[start]

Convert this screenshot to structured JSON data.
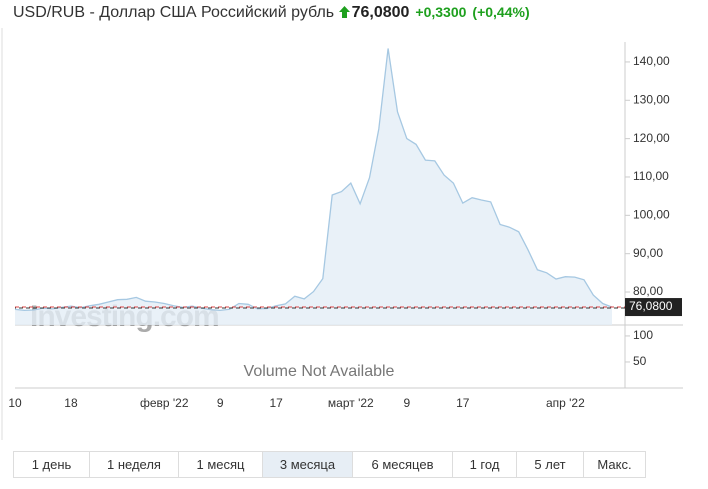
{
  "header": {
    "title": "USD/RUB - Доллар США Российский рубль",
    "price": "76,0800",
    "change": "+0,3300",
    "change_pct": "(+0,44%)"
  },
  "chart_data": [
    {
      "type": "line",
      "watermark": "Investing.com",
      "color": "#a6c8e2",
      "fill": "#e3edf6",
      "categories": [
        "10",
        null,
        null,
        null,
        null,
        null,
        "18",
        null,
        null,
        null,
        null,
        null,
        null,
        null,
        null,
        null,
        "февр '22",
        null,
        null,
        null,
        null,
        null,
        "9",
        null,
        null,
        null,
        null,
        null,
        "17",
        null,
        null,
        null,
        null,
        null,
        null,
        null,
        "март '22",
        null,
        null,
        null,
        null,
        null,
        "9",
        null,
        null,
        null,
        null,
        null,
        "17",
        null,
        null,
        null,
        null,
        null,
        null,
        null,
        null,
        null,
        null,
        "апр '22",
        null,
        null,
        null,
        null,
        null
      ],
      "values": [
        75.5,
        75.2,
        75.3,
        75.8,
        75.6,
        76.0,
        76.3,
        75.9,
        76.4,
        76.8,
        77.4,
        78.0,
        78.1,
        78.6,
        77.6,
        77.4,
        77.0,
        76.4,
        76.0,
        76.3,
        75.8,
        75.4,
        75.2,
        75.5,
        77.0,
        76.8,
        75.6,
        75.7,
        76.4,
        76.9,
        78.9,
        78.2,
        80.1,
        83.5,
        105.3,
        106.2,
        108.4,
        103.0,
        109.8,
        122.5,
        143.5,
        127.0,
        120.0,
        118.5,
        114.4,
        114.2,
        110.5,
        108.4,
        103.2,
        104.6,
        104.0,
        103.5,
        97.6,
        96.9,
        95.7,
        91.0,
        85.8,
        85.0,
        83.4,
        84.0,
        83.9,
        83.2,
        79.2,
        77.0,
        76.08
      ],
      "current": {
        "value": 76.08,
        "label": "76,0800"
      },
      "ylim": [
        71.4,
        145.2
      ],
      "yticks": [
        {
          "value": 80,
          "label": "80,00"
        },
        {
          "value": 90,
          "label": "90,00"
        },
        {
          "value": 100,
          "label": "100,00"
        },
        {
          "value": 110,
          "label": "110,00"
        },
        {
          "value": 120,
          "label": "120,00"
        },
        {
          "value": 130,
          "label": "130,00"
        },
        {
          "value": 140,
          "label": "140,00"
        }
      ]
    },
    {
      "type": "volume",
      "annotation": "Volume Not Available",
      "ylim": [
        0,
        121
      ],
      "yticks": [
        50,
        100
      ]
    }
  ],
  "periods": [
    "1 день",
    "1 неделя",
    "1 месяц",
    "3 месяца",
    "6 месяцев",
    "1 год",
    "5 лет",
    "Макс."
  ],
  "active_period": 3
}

[end]
[start]

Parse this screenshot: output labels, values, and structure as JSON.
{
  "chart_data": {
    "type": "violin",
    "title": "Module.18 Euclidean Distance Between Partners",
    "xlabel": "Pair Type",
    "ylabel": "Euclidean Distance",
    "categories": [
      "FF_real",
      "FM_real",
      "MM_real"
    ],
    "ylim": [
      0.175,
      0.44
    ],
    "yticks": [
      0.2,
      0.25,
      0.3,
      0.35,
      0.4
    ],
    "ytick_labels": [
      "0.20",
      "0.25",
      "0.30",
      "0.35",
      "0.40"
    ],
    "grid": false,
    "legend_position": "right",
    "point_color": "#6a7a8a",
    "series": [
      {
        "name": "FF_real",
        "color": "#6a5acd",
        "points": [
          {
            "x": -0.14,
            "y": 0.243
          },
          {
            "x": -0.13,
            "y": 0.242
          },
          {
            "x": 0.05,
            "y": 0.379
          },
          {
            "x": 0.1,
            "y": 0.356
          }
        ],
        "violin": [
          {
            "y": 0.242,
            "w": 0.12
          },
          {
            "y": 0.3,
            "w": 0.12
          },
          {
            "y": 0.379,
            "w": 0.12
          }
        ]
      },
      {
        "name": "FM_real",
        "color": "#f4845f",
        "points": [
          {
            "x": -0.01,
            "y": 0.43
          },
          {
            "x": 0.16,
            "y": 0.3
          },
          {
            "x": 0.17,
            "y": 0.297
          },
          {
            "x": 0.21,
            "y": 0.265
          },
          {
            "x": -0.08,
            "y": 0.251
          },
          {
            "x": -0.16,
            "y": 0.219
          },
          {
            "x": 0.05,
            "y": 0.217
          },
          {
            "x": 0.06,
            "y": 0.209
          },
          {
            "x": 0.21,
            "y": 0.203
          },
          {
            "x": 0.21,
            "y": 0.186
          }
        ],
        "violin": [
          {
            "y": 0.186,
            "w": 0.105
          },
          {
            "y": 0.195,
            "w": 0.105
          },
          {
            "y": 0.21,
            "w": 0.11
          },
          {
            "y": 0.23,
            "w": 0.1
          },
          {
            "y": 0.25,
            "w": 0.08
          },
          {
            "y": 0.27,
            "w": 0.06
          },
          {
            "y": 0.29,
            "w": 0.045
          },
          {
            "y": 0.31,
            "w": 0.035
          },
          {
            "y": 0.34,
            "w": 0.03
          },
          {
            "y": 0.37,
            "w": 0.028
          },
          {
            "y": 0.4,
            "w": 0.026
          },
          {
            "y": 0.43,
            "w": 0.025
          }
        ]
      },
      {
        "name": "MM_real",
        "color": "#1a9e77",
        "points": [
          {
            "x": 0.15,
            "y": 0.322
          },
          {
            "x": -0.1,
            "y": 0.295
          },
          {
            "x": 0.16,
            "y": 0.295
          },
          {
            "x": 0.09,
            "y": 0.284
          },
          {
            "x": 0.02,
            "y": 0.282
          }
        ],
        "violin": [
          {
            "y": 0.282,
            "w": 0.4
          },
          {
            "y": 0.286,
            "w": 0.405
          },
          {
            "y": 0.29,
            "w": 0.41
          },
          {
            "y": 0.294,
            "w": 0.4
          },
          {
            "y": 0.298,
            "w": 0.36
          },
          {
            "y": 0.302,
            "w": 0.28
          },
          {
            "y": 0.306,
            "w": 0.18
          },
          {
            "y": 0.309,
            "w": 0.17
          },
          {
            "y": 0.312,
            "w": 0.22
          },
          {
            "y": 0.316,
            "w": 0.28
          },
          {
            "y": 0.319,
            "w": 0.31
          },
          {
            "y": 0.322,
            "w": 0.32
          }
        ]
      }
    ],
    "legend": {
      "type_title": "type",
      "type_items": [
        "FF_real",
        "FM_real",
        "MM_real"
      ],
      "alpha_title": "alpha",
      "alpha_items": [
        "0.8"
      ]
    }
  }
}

[end]

Filter lines by "Distance" and return each hit.

## [Response to the exercise]
    "title": "Module.18 Euclidean Distance Between Partners",
    "ylabel": "Euclidean Distance",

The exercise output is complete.